WRITTEN REQUEST ::
Reproduce this listing in full.

SUPPLIED MATERIAL ::
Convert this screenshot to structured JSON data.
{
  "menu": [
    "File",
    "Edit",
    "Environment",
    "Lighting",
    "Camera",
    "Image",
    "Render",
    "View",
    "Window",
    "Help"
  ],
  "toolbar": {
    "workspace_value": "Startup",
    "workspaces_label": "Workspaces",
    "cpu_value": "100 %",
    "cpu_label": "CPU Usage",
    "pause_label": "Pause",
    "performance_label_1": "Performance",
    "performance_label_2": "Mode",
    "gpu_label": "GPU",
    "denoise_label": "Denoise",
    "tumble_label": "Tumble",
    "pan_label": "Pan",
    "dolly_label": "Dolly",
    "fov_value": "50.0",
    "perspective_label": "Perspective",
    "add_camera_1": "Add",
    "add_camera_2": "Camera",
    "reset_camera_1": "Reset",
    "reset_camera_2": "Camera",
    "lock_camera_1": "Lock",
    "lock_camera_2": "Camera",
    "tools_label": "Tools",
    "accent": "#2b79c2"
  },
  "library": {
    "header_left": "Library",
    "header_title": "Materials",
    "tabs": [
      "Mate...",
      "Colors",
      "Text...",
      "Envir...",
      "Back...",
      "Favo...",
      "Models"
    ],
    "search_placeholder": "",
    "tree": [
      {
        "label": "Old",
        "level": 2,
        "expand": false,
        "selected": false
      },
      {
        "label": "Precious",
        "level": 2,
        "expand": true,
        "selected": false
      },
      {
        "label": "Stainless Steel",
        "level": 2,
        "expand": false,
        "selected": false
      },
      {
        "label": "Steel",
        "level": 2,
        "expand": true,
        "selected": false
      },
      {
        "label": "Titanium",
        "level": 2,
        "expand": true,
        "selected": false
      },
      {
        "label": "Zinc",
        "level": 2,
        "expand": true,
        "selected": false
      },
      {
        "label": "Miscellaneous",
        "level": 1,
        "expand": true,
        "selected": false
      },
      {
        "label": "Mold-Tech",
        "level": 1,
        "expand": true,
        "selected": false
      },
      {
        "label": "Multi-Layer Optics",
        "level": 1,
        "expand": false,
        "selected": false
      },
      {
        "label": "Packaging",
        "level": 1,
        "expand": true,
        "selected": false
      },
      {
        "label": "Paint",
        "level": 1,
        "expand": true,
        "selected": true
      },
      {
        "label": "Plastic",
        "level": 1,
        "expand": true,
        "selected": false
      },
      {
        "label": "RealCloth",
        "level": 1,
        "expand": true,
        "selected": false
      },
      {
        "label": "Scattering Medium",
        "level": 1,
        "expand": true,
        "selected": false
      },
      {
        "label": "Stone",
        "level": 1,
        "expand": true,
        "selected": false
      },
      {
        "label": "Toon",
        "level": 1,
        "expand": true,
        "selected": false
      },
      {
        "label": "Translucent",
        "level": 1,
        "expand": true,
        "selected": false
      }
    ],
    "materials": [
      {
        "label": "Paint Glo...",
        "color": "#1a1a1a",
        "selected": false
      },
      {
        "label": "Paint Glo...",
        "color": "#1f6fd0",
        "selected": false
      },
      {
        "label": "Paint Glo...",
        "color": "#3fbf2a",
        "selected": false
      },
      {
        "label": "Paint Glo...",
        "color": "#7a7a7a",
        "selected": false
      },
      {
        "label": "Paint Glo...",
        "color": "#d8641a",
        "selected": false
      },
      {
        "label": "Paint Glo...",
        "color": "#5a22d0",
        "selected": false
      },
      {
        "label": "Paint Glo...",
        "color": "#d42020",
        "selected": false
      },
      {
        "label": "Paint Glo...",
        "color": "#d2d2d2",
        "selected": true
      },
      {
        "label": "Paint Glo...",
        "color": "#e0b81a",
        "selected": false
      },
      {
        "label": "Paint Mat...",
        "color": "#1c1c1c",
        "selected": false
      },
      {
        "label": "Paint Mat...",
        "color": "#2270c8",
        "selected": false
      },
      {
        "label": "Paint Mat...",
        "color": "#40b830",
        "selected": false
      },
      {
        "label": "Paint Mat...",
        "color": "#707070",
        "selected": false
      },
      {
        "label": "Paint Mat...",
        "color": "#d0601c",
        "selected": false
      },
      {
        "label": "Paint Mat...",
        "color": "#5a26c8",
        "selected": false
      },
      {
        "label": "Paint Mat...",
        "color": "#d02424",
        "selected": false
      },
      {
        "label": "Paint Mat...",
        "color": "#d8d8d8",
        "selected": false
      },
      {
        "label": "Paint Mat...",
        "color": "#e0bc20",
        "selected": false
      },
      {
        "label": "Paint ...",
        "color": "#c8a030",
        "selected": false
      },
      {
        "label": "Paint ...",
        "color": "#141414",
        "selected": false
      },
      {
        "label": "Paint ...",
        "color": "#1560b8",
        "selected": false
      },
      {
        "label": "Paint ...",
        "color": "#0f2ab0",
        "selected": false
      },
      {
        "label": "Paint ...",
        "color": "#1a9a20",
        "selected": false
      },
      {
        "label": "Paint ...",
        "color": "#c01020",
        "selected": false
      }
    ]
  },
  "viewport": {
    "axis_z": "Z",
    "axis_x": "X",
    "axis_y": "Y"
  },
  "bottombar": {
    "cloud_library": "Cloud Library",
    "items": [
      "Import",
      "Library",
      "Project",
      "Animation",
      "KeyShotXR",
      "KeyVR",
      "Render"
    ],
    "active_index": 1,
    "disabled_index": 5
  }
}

EXERCISE RESULT ::
Convert this screenshot to structured JSON data.
{
  "menu": [
    "File",
    "Edit",
    "Environment",
    "Lighting",
    "Camera",
    "Image",
    "Render",
    "View",
    "Window",
    "Help"
  ],
  "toolbar": {
    "workspace_value": "Startup",
    "workspaces_label": "Workspaces",
    "cpu_value": "100 %",
    "cpu_label": "CPU Usage",
    "pause_label": "Pause",
    "performance_label_1": "Performance",
    "performance_label_2": "Mode",
    "gpu_label": "GPU",
    "denoise_label": "Denoise",
    "tumble_label": "Tumble",
    "pan_label": "Pan",
    "dolly_label": "Dolly",
    "fov_value": "50.0",
    "perspective_label": "Perspective",
    "add_camera_1": "Add",
    "add_camera_2": "Camera",
    "reset_camera_1": "Reset",
    "reset_camera_2": "Camera",
    "lock_camera_1": "Lock",
    "lock_camera_2": "Camera",
    "tools_label": "Tools",
    "accent": "#2b79c2"
  },
  "library": {
    "header_left": "Library",
    "header_title": "Materials",
    "tabs": [
      "Mate...",
      "Colors",
      "Text...",
      "Envir...",
      "Back...",
      "Favo...",
      "Models"
    ],
    "search_placeholder": "",
    "tree": [
      {
        "label": "Old",
        "level": 2,
        "expand": false,
        "selected": false
      },
      {
        "label": "Precious",
        "level": 2,
        "expand": true,
        "selected": false
      },
      {
        "label": "Stainless Steel",
        "level": 2,
        "expand": false,
        "selected": false
      },
      {
        "label": "Steel",
        "level": 2,
        "expand": true,
        "selected": false
      },
      {
        "label": "Titanium",
        "level": 2,
        "expand": true,
        "selected": false
      },
      {
        "label": "Zinc",
        "level": 2,
        "expand": true,
        "selected": false
      },
      {
        "label": "Miscellaneous",
        "level": 1,
        "expand": true,
        "selected": false
      },
      {
        "label": "Mold-Tech",
        "level": 1,
        "expand": true,
        "selected": false
      },
      {
        "label": "Multi-Layer Optics",
        "level": 1,
        "expand": false,
        "selected": false
      },
      {
        "label": "Packaging",
        "level": 1,
        "expand": true,
        "selected": false
      },
      {
        "label": "Paint",
        "level": 1,
        "expand": true,
        "selected": true
      },
      {
        "label": "Plastic",
        "level": 1,
        "expand": true,
        "selected": false
      },
      {
        "label": "RealCloth",
        "level": 1,
        "expand": true,
        "selected": false
      },
      {
        "label": "Scattering Medium",
        "level": 1,
        "expand": true,
        "selected": false
      },
      {
        "label": "Stone",
        "level": 1,
        "expand": true,
        "selected": false
      },
      {
        "label": "Toon",
        "level": 1,
        "expand": true,
        "selected": false
      },
      {
        "label": "Translucent",
        "level": 1,
        "expand": true,
        "selected": false
      }
    ],
    "materials": [
      {
        "label": "Paint Glo...",
        "color": "#1a1a1a",
        "selected": false
      },
      {
        "label": "Paint Glo...",
        "color": "#1f6fd0",
        "selected": false
      },
      {
        "label": "Paint Glo...",
        "color": "#3fbf2a",
        "selected": false
      },
      {
        "label": "Paint Glo...",
        "color": "#7a7a7a",
        "selected": false
      },
      {
        "label": "Paint Glo...",
        "color": "#d8641a",
        "selected": false
      },
      {
        "label": "Paint Glo...",
        "color": "#5a22d0",
        "selected": false
      },
      {
        "label": "Paint Glo...",
        "color": "#d42020",
        "selected": false
      },
      {
        "label": "Paint Glo...",
        "color": "#d2d2d2",
        "selected": true
      },
      {
        "label": "Paint Glo...",
        "color": "#e0b81a",
        "selected": false
      },
      {
        "label": "Paint Mat...",
        "color": "#1c1c1c",
        "selected": false
      },
      {
        "label": "Paint Mat...",
        "color": "#2270c8",
        "selected": false
      },
      {
        "label": "Paint Mat...",
        "color": "#40b830",
        "selected": false
      },
      {
        "label": "Paint Mat...",
        "color": "#707070",
        "selected": false
      },
      {
        "label": "Paint Mat...",
        "color": "#d0601c",
        "selected": false
      },
      {
        "label": "Paint Mat...",
        "color": "#5a26c8",
        "selected": false
      },
      {
        "label": "Paint Mat...",
        "color": "#d02424",
        "selected": false
      },
      {
        "label": "Paint Mat...",
        "color": "#d8d8d8",
        "selected": false
      },
      {
        "label": "Paint Mat...",
        "color": "#e0bc20",
        "selected": false
      },
      {
        "label": "Paint ...",
        "color": "#c8a030",
        "selected": false
      },
      {
        "label": "Paint ...",
        "color": "#141414",
        "selected": false
      },
      {
        "label": "Paint ...",
        "color": "#1560b8",
        "selected": false
      },
      {
        "label": "Paint ...",
        "color": "#0f2ab0",
        "selected": false
      },
      {
        "label": "Paint ...",
        "color": "#1a9a20",
        "selected": false
      },
      {
        "label": "Paint ...",
        "color": "#c01020",
        "selected": false
      }
    ]
  },
  "viewport": {
    "axis_z": "Z",
    "axis_x": "X",
    "axis_y": "Y"
  },
  "bottombar": {
    "cloud_library": "Cloud Library",
    "items": [
      "Import",
      "Library",
      "Project",
      "Animation",
      "KeyShotXR",
      "KeyVR",
      "Render"
    ],
    "active_index": 1,
    "disabled_index": 5
  }
}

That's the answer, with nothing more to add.